## begin Provided data

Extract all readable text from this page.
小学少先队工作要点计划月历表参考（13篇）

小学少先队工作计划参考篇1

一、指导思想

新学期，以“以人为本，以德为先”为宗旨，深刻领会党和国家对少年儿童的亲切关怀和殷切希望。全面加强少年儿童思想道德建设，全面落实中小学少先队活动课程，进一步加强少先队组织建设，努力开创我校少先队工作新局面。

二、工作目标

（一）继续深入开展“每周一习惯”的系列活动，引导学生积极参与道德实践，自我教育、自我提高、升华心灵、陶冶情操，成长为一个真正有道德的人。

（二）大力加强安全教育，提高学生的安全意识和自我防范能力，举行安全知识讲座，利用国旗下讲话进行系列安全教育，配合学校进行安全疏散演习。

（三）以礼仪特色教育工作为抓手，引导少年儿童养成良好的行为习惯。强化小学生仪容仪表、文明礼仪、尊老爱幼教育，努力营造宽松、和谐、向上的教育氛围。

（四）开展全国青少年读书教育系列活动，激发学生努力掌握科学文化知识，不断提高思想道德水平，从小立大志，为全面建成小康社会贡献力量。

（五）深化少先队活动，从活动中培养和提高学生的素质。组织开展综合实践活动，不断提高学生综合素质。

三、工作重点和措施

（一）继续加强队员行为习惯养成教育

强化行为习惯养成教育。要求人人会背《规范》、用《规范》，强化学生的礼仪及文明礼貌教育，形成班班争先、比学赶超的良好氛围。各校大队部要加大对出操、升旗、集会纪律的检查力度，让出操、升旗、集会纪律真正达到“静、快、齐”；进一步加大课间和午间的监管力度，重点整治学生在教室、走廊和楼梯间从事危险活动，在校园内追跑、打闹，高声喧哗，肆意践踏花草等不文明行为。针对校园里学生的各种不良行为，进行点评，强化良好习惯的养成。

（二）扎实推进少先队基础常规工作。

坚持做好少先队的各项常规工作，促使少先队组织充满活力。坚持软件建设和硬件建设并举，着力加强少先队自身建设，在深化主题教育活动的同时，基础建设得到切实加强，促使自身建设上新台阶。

## end Provided data

▶ **Requirement**: Return every record above exactly as it appears.

▶ **Written solution**:
Extract all readable text from this page.
小学少先队工作要点计划月历表参考（13篇）

小学少先队工作计划参考篇1

一、指导思想

新学期，以“以人为本，以德为先”为宗旨，深刻领会党和国家对少年儿童的亲切关怀和殷切希望。全面加强少年儿童思想道德建设，全面落实中小学少先队活动课程，进一步加强少先队组织建设，努力开创我校少先队工作新局面。

二、工作目标

（一）继续深入开展“每周一习惯”的系列活动，引导学生积极参与道德实践，自我教育、自我提高、升华心灵、陶冶情操，成长为一个真正有道德的人。

（二）大力加强安全教育，提高学生的安全意识和自我防范能力，举行安全知识讲座，利用国旗下讲话进行系列安全教育，配合学校进行安全疏散演习。

（三）以礼仪特色教育工作为抓手，引导少年儿童养成良好的行为习惯。强化小学生仪容仪表、文明礼仪、尊老爱幼教育，努力营造宽松、和谐、向上的教育氛围。

（四）开展全国青少年读书教育系列活动，激发学生努力掌握科学文化知识，不断提高思想道德水平，从小立大志，为全面建成小康社会贡献力量。

（五）深化少先队活动，从活动中培养和提高学生的素质。组织开展综合实践活动，不断提高学生综合素质。

三、工作重点和措施

（一）继续加强队员行为习惯养成教育

强化行为习惯养成教育。要求人人会背《规范》、用《规范》，强化学生的礼仪及文明礼貌教育，形成班班争先、比学赶超的良好氛围。各校大队部要加大对出操、升旗、集会纪律的检查力度，让出操、升旗、集会纪律真正达到“静、快、齐”；进一步加大课间和午间的监管力度，重点整治学生在教室、走廊和楼梯间从事危险活动，在校园内追跑、打闹，高声喧哗，肆意践踏花草等不文明行为。针对校园里学生的各种不良行为，进行点评，强化良好习惯的养成。

（二）扎实推进少先队基础常规工作。

坚持做好少先队的各项常规工作，促使少先队组织充满活力。坚持软件建设和硬件建设并举，着力加强少先队自身建设，在深化主题教育活动的同时，基础建设得到切实加强，促使自身建设上新台阶。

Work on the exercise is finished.